Take every line from the material that has the word "value" in it.

▶ **RAW RECORDS**

** begin **

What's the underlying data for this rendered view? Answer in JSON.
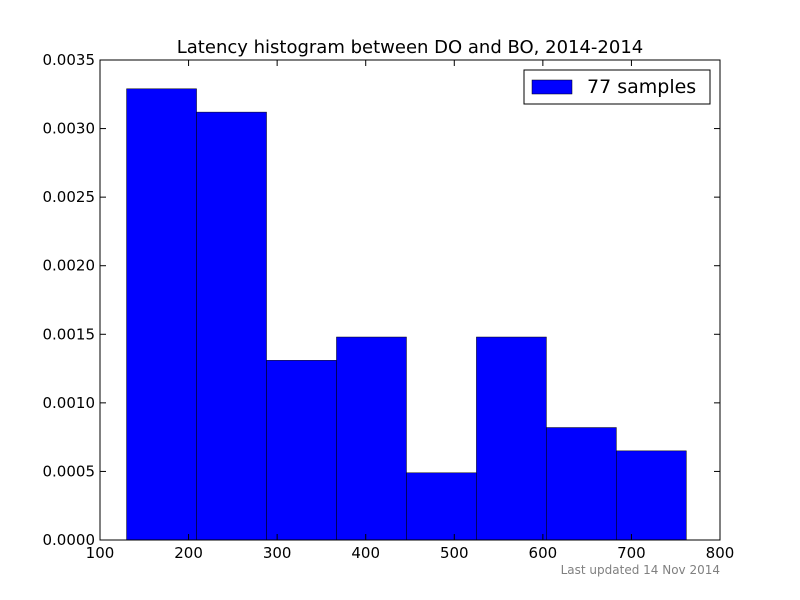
{
  "chart_data": {
    "type": "bar",
    "title": "Latency histogram between DO and BO, 2014-2014",
    "xlabel": "",
    "ylabel": "",
    "xlim": [
      100,
      800
    ],
    "ylim": [
      0,
      0.0035
    ],
    "xticks": [
      "100",
      "200",
      "300",
      "400",
      "500",
      "600",
      "700",
      "800"
    ],
    "yticks": [
      "0.0000",
      "0.0005",
      "0.0010",
      "0.0015",
      "0.0020",
      "0.0025",
      "0.0030",
      "0.0035"
    ],
    "bins": [
      {
        "start": 130,
        "end": 209,
        "value": 0.00329
      },
      {
        "start": 209,
        "end": 288,
        "value": 0.00312
      },
      {
        "start": 288,
        "end": 367,
        "value": 0.00131
      },
      {
        "start": 367,
        "end": 446,
        "value": 0.00148
      },
      {
        "start": 446,
        "end": 525,
        "value": 0.00049
      },
      {
        "start": 525,
        "end": 604,
        "value": 0.00148
      },
      {
        "start": 604,
        "end": 683,
        "value": 0.00082
      },
      {
        "start": 683,
        "end": 762,
        "value": 0.00065
      }
    ],
    "series": [
      {
        "name": "77 samples",
        "color": "#0000ff"
      }
    ],
    "legend": "top-right",
    "grid": false
  },
  "footer": "Last updated 14 Nov 2014"
}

** end **

▶ **RESULT**
        "value": 0.00329
        "value": 0.00312
        "value": 0.00131
        "value": 0.00148
        "value": 0.00049
        "value": 0.00148
        "value": 0.00082
        "value": 0.00065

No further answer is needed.